WRITTEN REQUEST | Please transcribe the data below exactly. Leave the pictures out.
[START]
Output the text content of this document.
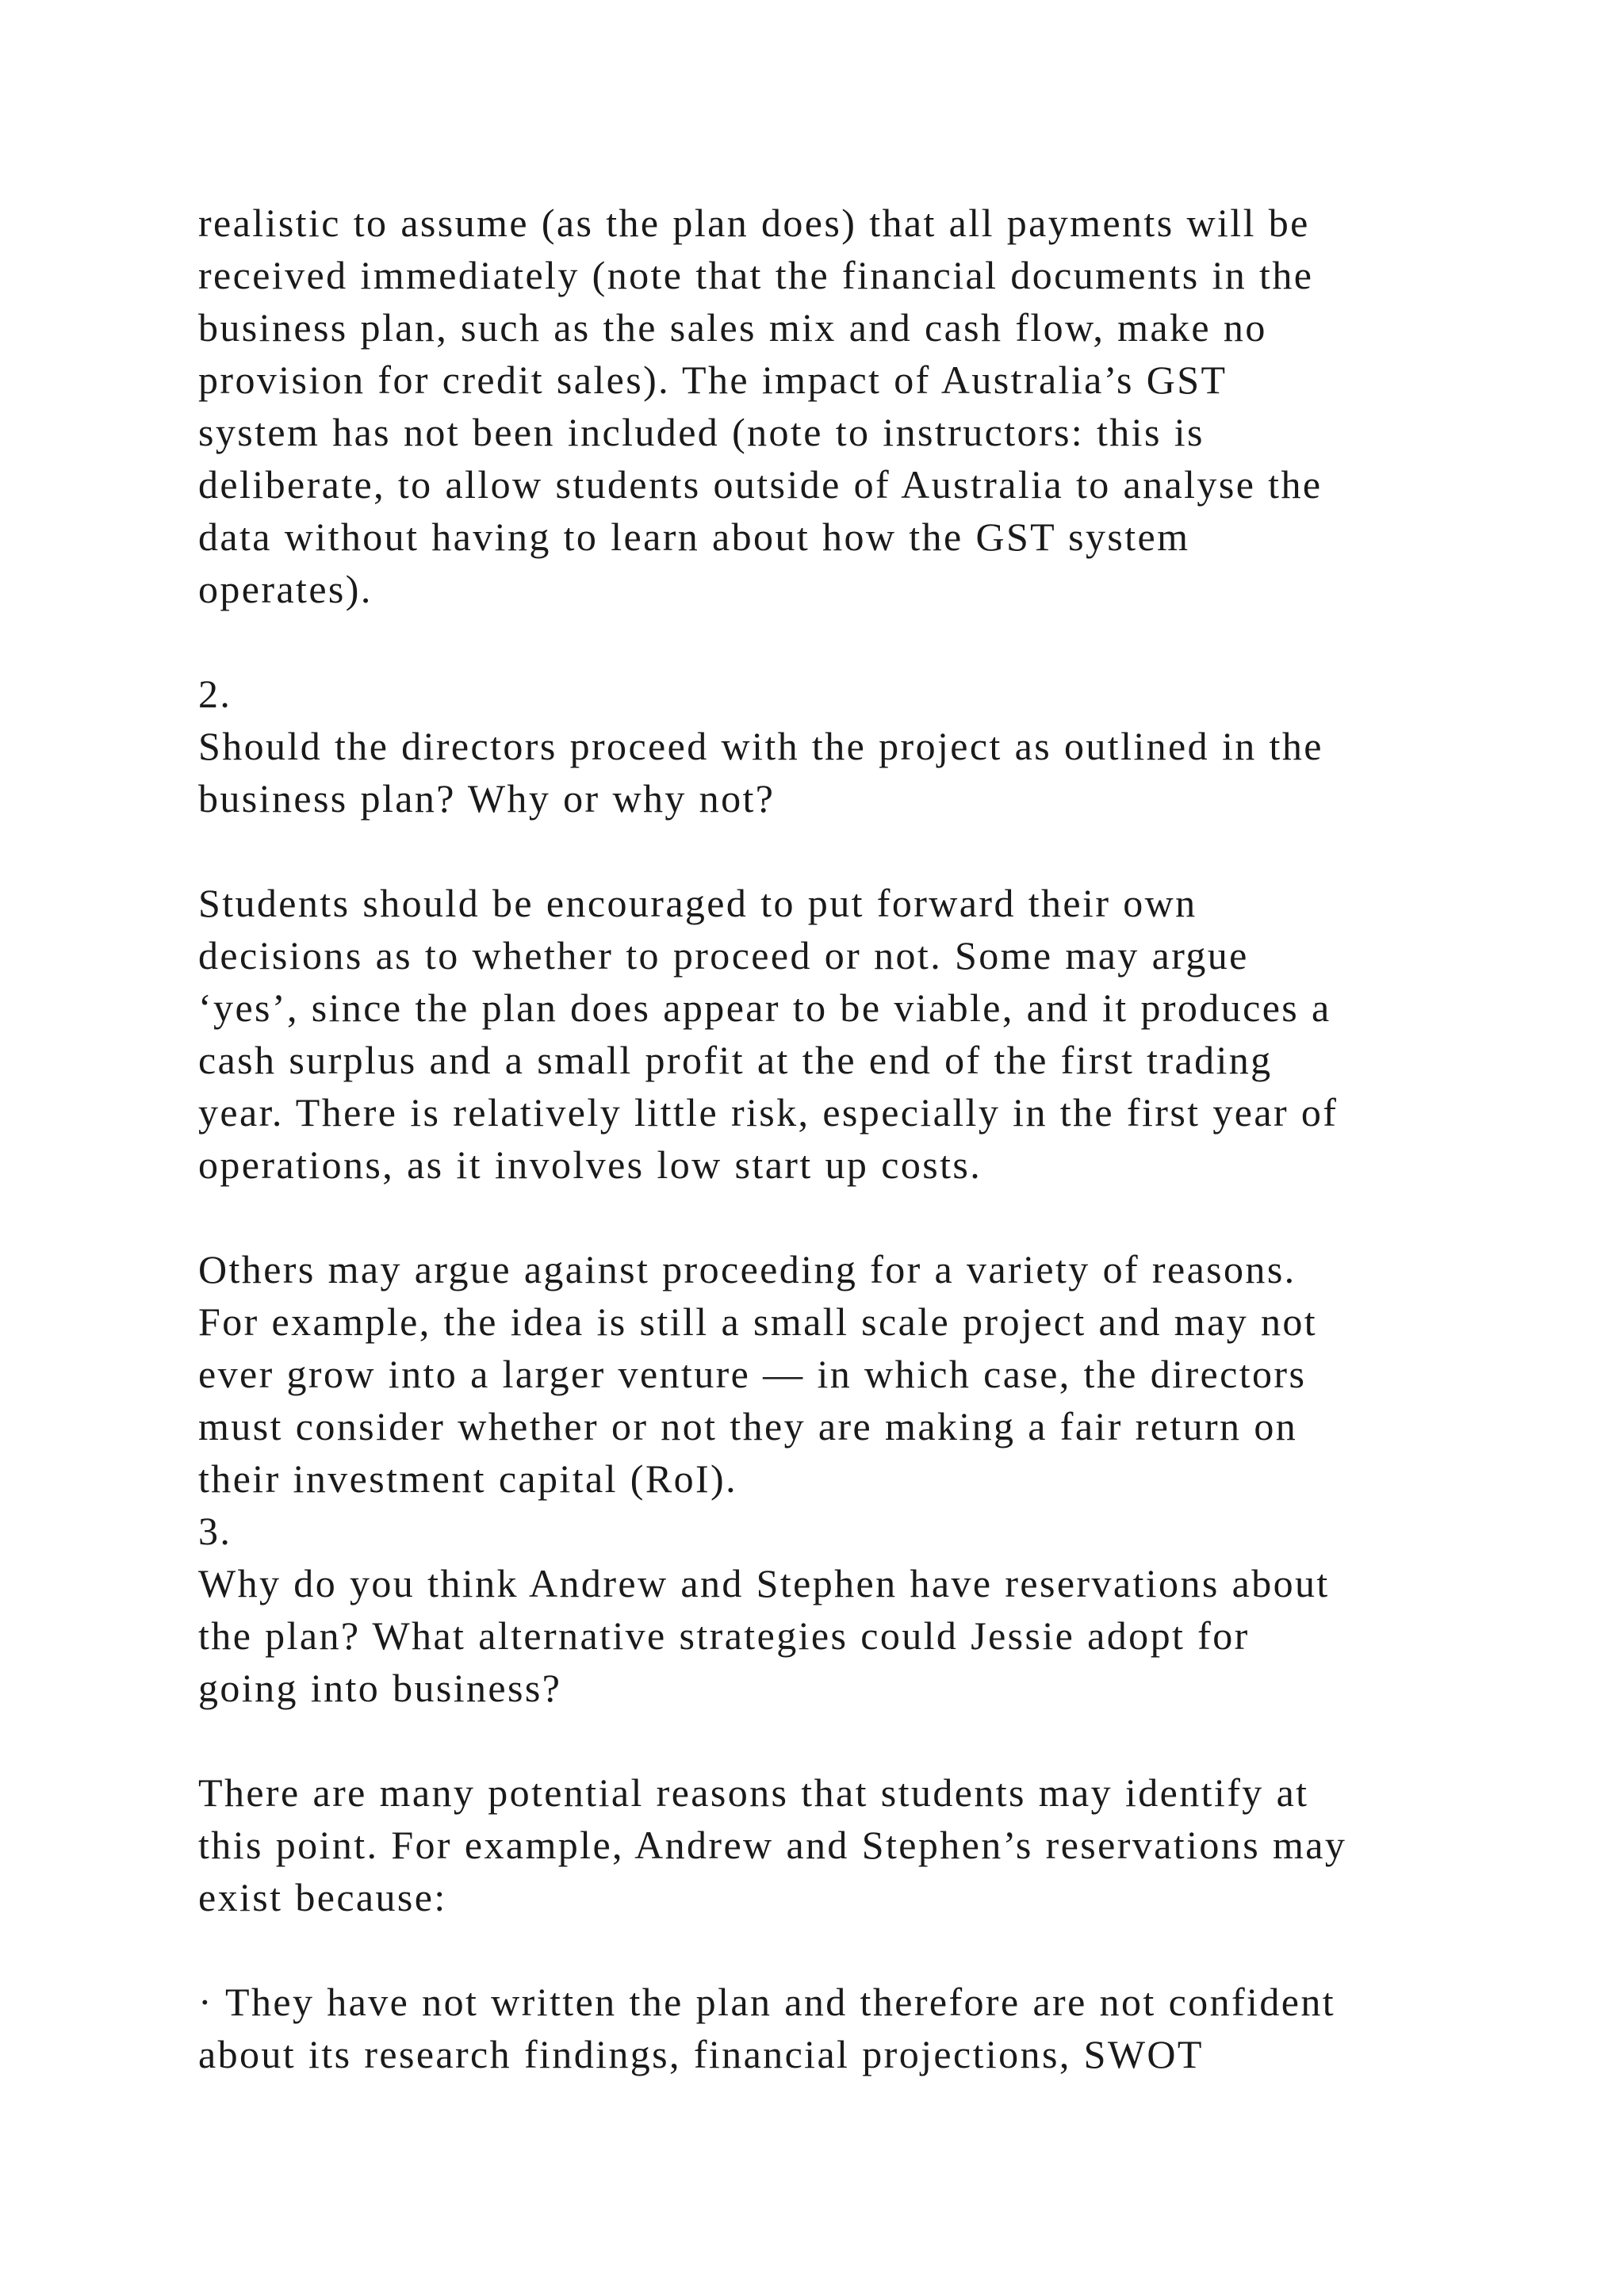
realistic to assume (as the plan does) that all payments will be
received immediately (note that the financial documents in the
business plan, such as the sales mix and cash flow, make no
provision for credit sales). The impact of Australia’s GST
system has not been included (note to instructors: this is
deliberate, to allow students outside of Australia to analyse the
data without having to learn about how the GST system
operates).
2.
Should the directors proceed with the project as outlined in the
business plan? Why or why not?
Students should be encouraged to put forward their own
decisions as to whether to proceed or not. Some may argue
‘yes’, since the plan does appear to be viable, and it produces a
cash surplus and a small profit at the end of the first trading
year. There is relatively little risk, especially in the first year of
operations, as it involves low start up costs.
Others may argue against proceeding for a variety of reasons.
For example, the idea is still a small scale project and may not
ever grow into a larger venture — in which case, the directors
must consider whether or not they are making a fair return on
their investment capital (RoI).
3.
Why do you think Andrew and Stephen have reservations about
the plan? What alternative strategies could Jessie adopt for
going into business?
There are many potential reasons that students may identify at
this point. For example, Andrew and Stephen’s reservations may
exist because:
· They have not written the plan and therefore are not confident
about its research findings, financial projections, SWOT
[END]
WORKED SOLUTION |
Output the text content of this document.
realistic to assume (as the plan does) that all payments will be
received immediately (note that the financial documents in the
business plan, such as the sales mix and cash flow, make no
provision for credit sales). The impact of Australia’s GST
system has not been included (note to instructors: this is
deliberate, to allow students outside of Australia to analyse the
data without having to learn about how the GST system
operates).
2.
Should the directors proceed with the project as outlined in the
business plan? Why or why not?
Students should be encouraged to put forward their own
decisions as to whether to proceed or not. Some may argue
‘yes’, since the plan does appear to be viable, and it produces a
cash surplus and a small profit at the end of the first trading
year. There is relatively little risk, especially in the first year of
operations, as it involves low start up costs.
Others may argue against proceeding for a variety of reasons.
For example, the idea is still a small scale project and may not
ever grow into a larger venture — in which case, the directors
must consider whether or not they are making a fair return on
their investment capital (RoI).
3.
Why do you think Andrew and Stephen have reservations about
the plan? What alternative strategies could Jessie adopt for
going into business?
There are many potential reasons that students may identify at
this point. For example, Andrew and Stephen’s reservations may
exist because:
· They have not written the plan and therefore are not confident
about its research findings, financial projections, SWOT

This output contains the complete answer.